### What needs to be done:
Give the count of lines in the data that include "grid", with no other words.

* Begin Records supplied *

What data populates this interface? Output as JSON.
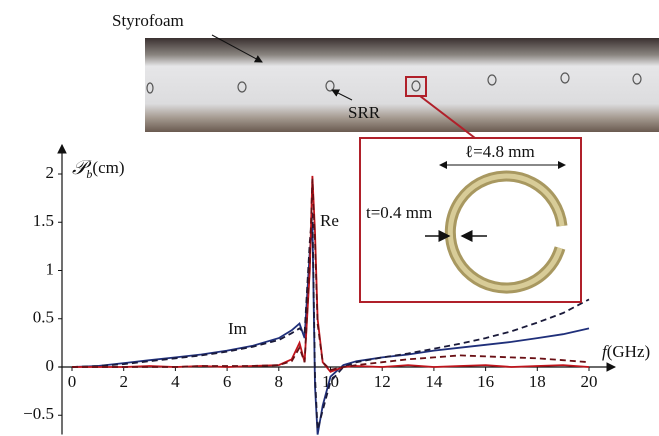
{
  "chart_data": {
    "type": "line",
    "x": [
      0,
      1,
      2,
      3,
      4,
      5,
      6,
      7,
      8,
      8.5,
      8.8,
      9,
      9.2,
      9.3,
      9.4,
      9.5,
      9.7,
      10,
      10.5,
      11,
      12,
      13,
      14,
      15,
      16,
      17,
      18,
      19,
      20
    ],
    "series": [
      {
        "color": "#1f2f7a",
        "style": "solid",
        "values": [
          0,
          0.01,
          0.04,
          0.07,
          0.1,
          0.13,
          0.17,
          0.22,
          0.3,
          0.38,
          0.45,
          0.3,
          1.2,
          1.5,
          -0.2,
          -0.7,
          -0.4,
          -0.1,
          0.02,
          0.06,
          0.1,
          0.13,
          0.17,
          0.2,
          0.23,
          0.26,
          0.3,
          0.34,
          0.4
        ]
      },
      {
        "color": "#1a1a3a",
        "style": "dashed",
        "values": [
          0,
          0.01,
          0.03,
          0.06,
          0.09,
          0.12,
          0.16,
          0.21,
          0.28,
          0.35,
          0.4,
          0.35,
          1.3,
          1.6,
          -0.1,
          -0.65,
          -0.45,
          -0.15,
          0.0,
          0.05,
          0.1,
          0.14,
          0.19,
          0.24,
          0.3,
          0.37,
          0.46,
          0.56,
          0.7
        ]
      },
      {
        "color": "#c0141c",
        "style": "solid",
        "values": [
          0,
          0,
          0,
          0.01,
          0,
          0.01,
          0,
          0.01,
          0.02,
          0.08,
          0.25,
          0.05,
          1.0,
          1.98,
          1.4,
          0.5,
          0.05,
          -0.05,
          0,
          0.01,
          0,
          0.02,
          0,
          0.01,
          0.02,
          0,
          0.01,
          0.02,
          0
        ]
      },
      {
        "color": "#6a0f14",
        "style": "dashed",
        "values": [
          0,
          0,
          0,
          0,
          0,
          0.01,
          0.01,
          0.01,
          0.02,
          0.06,
          0.2,
          0.05,
          1.1,
          1.95,
          1.3,
          0.45,
          0.05,
          -0.03,
          0,
          0.02,
          0.05,
          0.08,
          0.1,
          0.12,
          0.11,
          0.1,
          0.09,
          0.07,
          0.05
        ]
      }
    ],
    "xlim": [
      -0.5,
      21
    ],
    "ylim": [
      -0.7,
      2.3
    ],
    "xticks": [
      0,
      2,
      4,
      6,
      8,
      10,
      12,
      14,
      16,
      18,
      20
    ],
    "yticks": [
      {
        "value": -0.5,
        "label": "−0.5"
      },
      0,
      0.5,
      1,
      1.5,
      2
    ],
    "ylabel": {
      "symbol": "𝒫",
      "sub": "b",
      "unit": "(cm)"
    },
    "xlabel": {
      "symbol": "f",
      "unit": "(GHz)"
    },
    "curve_labels": [
      "Re",
      "Im"
    ],
    "photo_labels": {
      "foam": "Styrofoam",
      "ring": "SRR"
    },
    "inset_labels": {
      "length": "ℓ=4.8 mm",
      "thickness": "t=0.4 mm"
    }
  }
}
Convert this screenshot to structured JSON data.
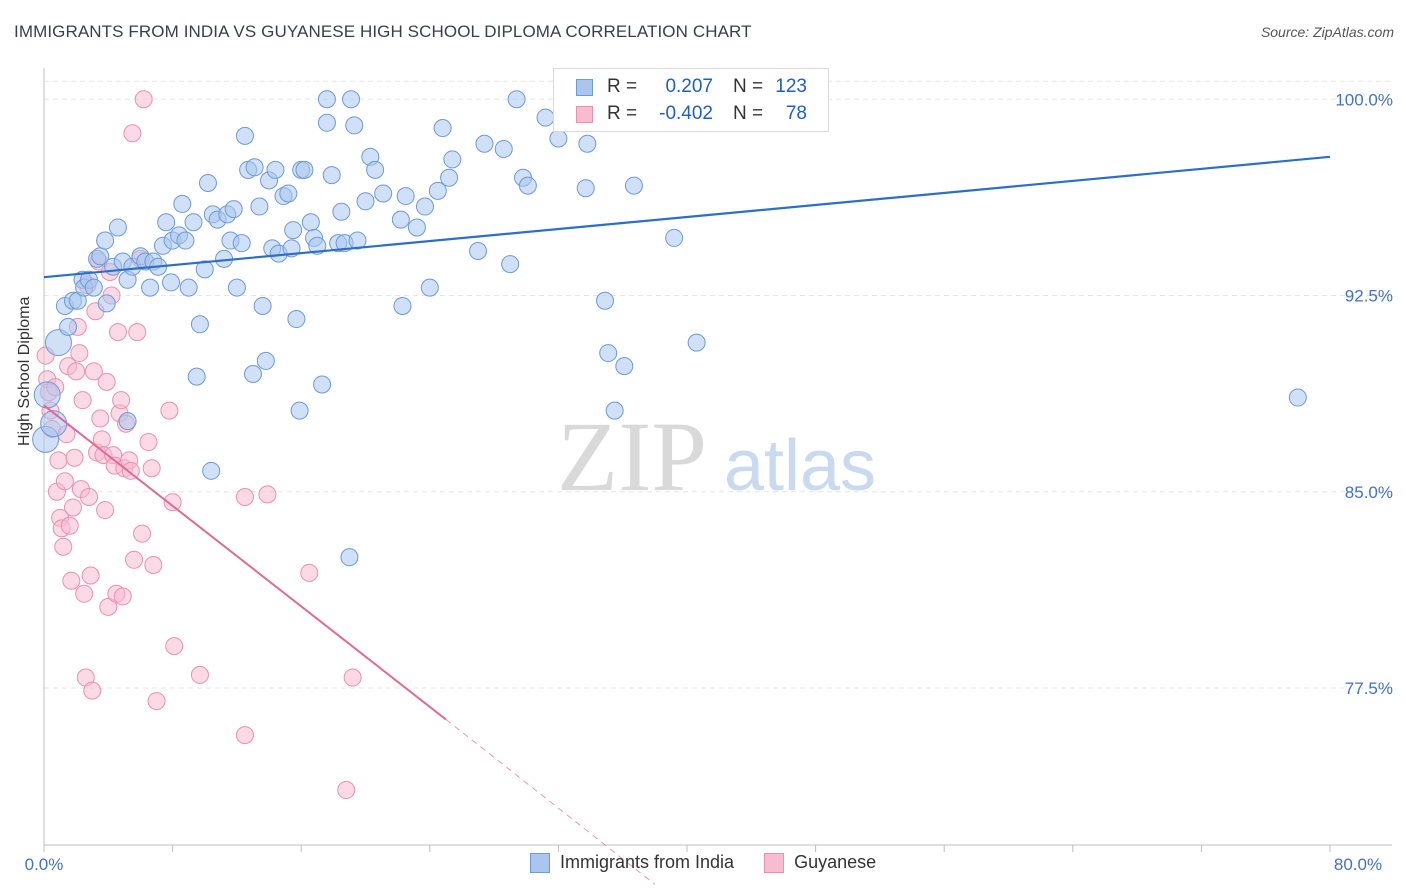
{
  "title": "IMMIGRANTS FROM INDIA VS GUYANESE HIGH SCHOOL DIPLOMA CORRELATION CHART",
  "source": "Source: ZipAtlas.com",
  "watermark": {
    "zip": "ZIP",
    "atlas": "atlas"
  },
  "legend": {
    "rows": [
      {
        "r_label": "R =",
        "r_value": "0.207",
        "n_label": "N =",
        "n_value": "123",
        "color": "#7ba7e0"
      },
      {
        "r_label": "R =",
        "r_value": "-0.402",
        "n_label": "N =",
        "n_value": "78",
        "color": "#f29bb8"
      }
    ]
  },
  "bottom_legend": [
    "Immigrants from India",
    "Guyanese"
  ],
  "colors": {
    "india_fill": "#aac6ee",
    "india_stroke": "#6d9ad8",
    "india_line": "#2c6fca",
    "guy_fill": "#f7bcd0",
    "guy_stroke": "#ec8fb0",
    "guy_line": "#e06a95",
    "grid": "#e6e6e6",
    "tick_text": "#4472c4"
  },
  "chart_data": {
    "type": "scatter",
    "title": "IMMIGRANTS FROM INDIA VS GUYANESE HIGH SCHOOL DIPLOMA CORRELATION CHART",
    "xlabel": "",
    "ylabel": "High School Diploma",
    "xlim": [
      0,
      80
    ],
    "ylim": [
      71.5,
      101.5
    ],
    "x_tick_labels": [
      "0.0%",
      "80.0%"
    ],
    "y_ticks": [
      77.5,
      85.0,
      92.5,
      100.0
    ],
    "y_tick_labels": [
      "77.5%",
      "85.0%",
      "92.5%",
      "100.0%"
    ],
    "grid": "horizontal dashed",
    "legend_position": "top-center",
    "series": [
      {
        "name": "Immigrants from India",
        "R": 0.207,
        "N": 123,
        "trend": {
          "x": [
            0,
            80
          ],
          "y": [
            93.2,
            97.8
          ]
        },
        "points": [
          [
            0.1,
            87.0
          ],
          [
            0.2,
            88.7
          ],
          [
            0.6,
            87.6
          ],
          [
            0.9,
            90.7
          ],
          [
            1.3,
            92.1
          ],
          [
            1.5,
            91.3
          ],
          [
            1.8,
            92.3
          ],
          [
            2.1,
            92.3
          ],
          [
            2.4,
            93.1
          ],
          [
            2.5,
            92.8
          ],
          [
            2.8,
            93.1
          ],
          [
            3.1,
            92.8
          ],
          [
            3.3,
            93.9
          ],
          [
            3.5,
            94.0
          ],
          [
            3.8,
            94.6
          ],
          [
            3.9,
            92.2
          ],
          [
            4.3,
            93.6
          ],
          [
            4.6,
            95.1
          ],
          [
            4.9,
            93.8
          ],
          [
            5.2,
            93.1
          ],
          [
            5.2,
            87.7
          ],
          [
            5.5,
            93.6
          ],
          [
            6.0,
            94.0
          ],
          [
            6.3,
            93.8
          ],
          [
            6.6,
            92.8
          ],
          [
            6.8,
            93.8
          ],
          [
            7.1,
            93.6
          ],
          [
            7.4,
            94.4
          ],
          [
            7.6,
            95.3
          ],
          [
            7.9,
            93.0
          ],
          [
            8.0,
            94.6
          ],
          [
            8.4,
            94.8
          ],
          [
            8.6,
            96.0
          ],
          [
            8.8,
            94.6
          ],
          [
            9.0,
            92.8
          ],
          [
            9.3,
            95.3
          ],
          [
            9.5,
            89.4
          ],
          [
            9.7,
            91.4
          ],
          [
            10.0,
            93.5
          ],
          [
            10.2,
            96.8
          ],
          [
            10.4,
            85.8
          ],
          [
            10.5,
            95.6
          ],
          [
            10.8,
            95.4
          ],
          [
            11.2,
            93.9
          ],
          [
            11.4,
            95.6
          ],
          [
            11.6,
            94.6
          ],
          [
            11.8,
            95.8
          ],
          [
            12.0,
            92.8
          ],
          [
            12.3,
            94.5
          ],
          [
            12.5,
            98.6
          ],
          [
            12.7,
            97.3
          ],
          [
            13.0,
            89.5
          ],
          [
            13.1,
            97.4
          ],
          [
            13.4,
            95.9
          ],
          [
            13.6,
            92.1
          ],
          [
            13.8,
            90.0
          ],
          [
            14.0,
            96.9
          ],
          [
            14.2,
            94.3
          ],
          [
            14.4,
            97.3
          ],
          [
            14.6,
            94.1
          ],
          [
            14.9,
            96.3
          ],
          [
            15.2,
            96.4
          ],
          [
            15.4,
            94.3
          ],
          [
            15.5,
            95.0
          ],
          [
            15.7,
            91.6
          ],
          [
            15.9,
            88.1
          ],
          [
            16.0,
            97.3
          ],
          [
            16.2,
            97.3
          ],
          [
            16.6,
            95.3
          ],
          [
            16.8,
            94.7
          ],
          [
            17.0,
            94.4
          ],
          [
            17.3,
            89.1
          ],
          [
            17.6,
            99.1
          ],
          [
            17.6,
            100.0
          ],
          [
            17.9,
            97.1
          ],
          [
            18.3,
            94.5
          ],
          [
            18.5,
            95.7
          ],
          [
            18.7,
            94.5
          ],
          [
            19.0,
            82.5
          ],
          [
            19.1,
            100.0
          ],
          [
            19.3,
            99.0
          ],
          [
            19.5,
            94.6
          ],
          [
            20.0,
            96.1
          ],
          [
            20.3,
            97.8
          ],
          [
            20.6,
            97.3
          ],
          [
            21.1,
            96.4
          ],
          [
            22.2,
            95.4
          ],
          [
            22.3,
            92.1
          ],
          [
            22.5,
            96.3
          ],
          [
            23.2,
            95.1
          ],
          [
            23.7,
            95.9
          ],
          [
            24.0,
            92.8
          ],
          [
            24.5,
            96.5
          ],
          [
            24.8,
            98.9
          ],
          [
            25.2,
            97.0
          ],
          [
            25.4,
            97.7
          ],
          [
            27.0,
            94.2
          ],
          [
            27.4,
            98.3
          ],
          [
            28.6,
            98.1
          ],
          [
            29.0,
            93.7
          ],
          [
            29.4,
            100.0
          ],
          [
            29.8,
            97.0
          ],
          [
            30.1,
            96.7
          ],
          [
            31.2,
            99.3
          ],
          [
            32.0,
            98.5
          ],
          [
            33.8,
            98.3
          ],
          [
            33.7,
            96.6
          ],
          [
            34.9,
            92.3
          ],
          [
            35.1,
            90.3
          ],
          [
            35.5,
            88.1
          ],
          [
            36.1,
            89.8
          ],
          [
            36.7,
            96.7
          ],
          [
            39.2,
            94.7
          ],
          [
            40.6,
            90.7
          ],
          [
            78.0,
            88.6
          ]
        ]
      },
      {
        "name": "Guyanese",
        "R": -0.402,
        "N": 78,
        "trend": {
          "x": [
            0,
            25
          ],
          "y": [
            88.3,
            76.3
          ]
        },
        "trend_dashed": {
          "x": [
            25,
            38
          ],
          "y": [
            76.3,
            70.0
          ]
        },
        "points": [
          [
            0.1,
            90.2
          ],
          [
            0.2,
            89.3
          ],
          [
            0.3,
            88.8
          ],
          [
            0.4,
            88.1
          ],
          [
            0.5,
            87.4
          ],
          [
            0.7,
            89.0
          ],
          [
            0.8,
            85.0
          ],
          [
            0.9,
            86.2
          ],
          [
            1.0,
            84.0
          ],
          [
            1.1,
            83.6
          ],
          [
            1.2,
            82.9
          ],
          [
            1.3,
            85.4
          ],
          [
            1.4,
            87.2
          ],
          [
            1.5,
            89.8
          ],
          [
            1.6,
            83.7
          ],
          [
            1.7,
            81.6
          ],
          [
            1.8,
            84.4
          ],
          [
            1.9,
            86.3
          ],
          [
            2.0,
            89.6
          ],
          [
            2.1,
            91.3
          ],
          [
            2.2,
            90.3
          ],
          [
            2.3,
            85.1
          ],
          [
            2.4,
            88.5
          ],
          [
            2.5,
            81.1
          ],
          [
            2.6,
            77.9
          ],
          [
            2.7,
            92.9
          ],
          [
            2.8,
            84.8
          ],
          [
            2.9,
            81.8
          ],
          [
            3.0,
            77.4
          ],
          [
            3.1,
            89.6
          ],
          [
            3.2,
            91.9
          ],
          [
            3.3,
            86.5
          ],
          [
            3.4,
            93.8
          ],
          [
            3.5,
            87.8
          ],
          [
            3.6,
            87.0
          ],
          [
            3.7,
            86.4
          ],
          [
            3.8,
            84.3
          ],
          [
            3.9,
            89.2
          ],
          [
            4.0,
            80.6
          ],
          [
            4.1,
            93.4
          ],
          [
            4.2,
            92.5
          ],
          [
            4.3,
            86.4
          ],
          [
            4.4,
            86.0
          ],
          [
            4.5,
            81.1
          ],
          [
            4.6,
            91.1
          ],
          [
            4.7,
            88.0
          ],
          [
            4.8,
            88.5
          ],
          [
            4.9,
            81.0
          ],
          [
            5.0,
            85.9
          ],
          [
            5.1,
            87.6
          ],
          [
            5.3,
            86.2
          ],
          [
            5.4,
            85.8
          ],
          [
            5.5,
            98.7
          ],
          [
            5.6,
            82.4
          ],
          [
            5.8,
            91.1
          ],
          [
            6.0,
            93.9
          ],
          [
            6.1,
            83.4
          ],
          [
            6.2,
            100.0
          ],
          [
            6.5,
            86.9
          ],
          [
            6.7,
            85.9
          ],
          [
            6.8,
            82.2
          ],
          [
            7.0,
            77.0
          ],
          [
            7.8,
            88.1
          ],
          [
            8.0,
            84.6
          ],
          [
            8.1,
            79.1
          ],
          [
            9.7,
            78.0
          ],
          [
            12.5,
            75.7
          ],
          [
            12.5,
            84.8
          ],
          [
            13.9,
            84.9
          ],
          [
            16.5,
            81.9
          ],
          [
            18.8,
            73.6
          ],
          [
            19.2,
            77.9
          ]
        ]
      }
    ]
  }
}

* End Records supplied *

### The reply:
2